- [STATED EXERCISE]: Quote each record exactly, please, leaving none out.

(Excerpt from a dataset)
========
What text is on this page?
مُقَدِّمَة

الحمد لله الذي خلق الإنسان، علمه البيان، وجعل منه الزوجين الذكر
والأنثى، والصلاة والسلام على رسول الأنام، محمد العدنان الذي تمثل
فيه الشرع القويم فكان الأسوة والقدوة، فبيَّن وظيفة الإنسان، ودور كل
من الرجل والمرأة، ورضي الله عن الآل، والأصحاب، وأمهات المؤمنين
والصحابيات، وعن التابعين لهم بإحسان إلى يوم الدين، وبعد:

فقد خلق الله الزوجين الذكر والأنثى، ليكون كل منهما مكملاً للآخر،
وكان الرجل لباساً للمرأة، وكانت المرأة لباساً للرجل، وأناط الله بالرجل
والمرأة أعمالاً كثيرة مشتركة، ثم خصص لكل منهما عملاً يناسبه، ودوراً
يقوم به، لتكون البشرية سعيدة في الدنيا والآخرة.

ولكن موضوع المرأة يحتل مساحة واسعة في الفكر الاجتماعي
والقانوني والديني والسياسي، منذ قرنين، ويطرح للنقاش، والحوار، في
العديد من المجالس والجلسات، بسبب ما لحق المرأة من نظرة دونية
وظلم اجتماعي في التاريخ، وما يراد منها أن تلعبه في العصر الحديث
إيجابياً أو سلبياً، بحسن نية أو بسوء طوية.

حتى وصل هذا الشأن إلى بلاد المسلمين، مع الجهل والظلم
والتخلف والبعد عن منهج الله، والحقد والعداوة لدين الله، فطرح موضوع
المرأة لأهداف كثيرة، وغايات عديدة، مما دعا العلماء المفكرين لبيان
========
- [FULL RESPONSE]:
What text is on this page?
مُقَدِّمَة

الحمد لله الذي خلق الإنسان، علمه البيان، وجعل منه الزوجين الذكر
والأنثى، والصلاة والسلام على رسول الأنام، محمد العدنان الذي تمثل
فيه الشرع القويم فكان الأسوة والقدوة، فبيَّن وظيفة الإنسان، ودور كل
من الرجل والمرأة، ورضي الله عن الآل، والأصحاب، وأمهات المؤمنين
والصحابيات، وعن التابعين لهم بإحسان إلى يوم الدين، وبعد:

فقد خلق الله الزوجين الذكر والأنثى، ليكون كل منهما مكملاً للآخر،
وكان الرجل لباساً للمرأة، وكانت المرأة لباساً للرجل، وأناط الله بالرجل
والمرأة أعمالاً كثيرة مشتركة، ثم خصص لكل منهما عملاً يناسبه، ودوراً
يقوم به، لتكون البشرية سعيدة في الدنيا والآخرة.

ولكن موضوع المرأة يحتل مساحة واسعة في الفكر الاجتماعي
والقانوني والديني والسياسي، منذ قرنين، ويطرح للنقاش، والحوار، في
العديد من المجالس والجلسات، بسبب ما لحق المرأة من نظرة دونية
وظلم اجتماعي في التاريخ، وما يراد منها أن تلعبه في العصر الحديث
إيجابياً أو سلبياً، بحسن نية أو بسوء طوية.

حتى وصل هذا الشأن إلى بلاد المسلمين، مع الجهل والظلم
والتخلف والبعد عن منهج الله، والحقد والعداوة لدين الله، فطرح موضوع
المرأة لأهداف كثيرة، وغايات عديدة، مما دعا العلماء المفكرين لبيان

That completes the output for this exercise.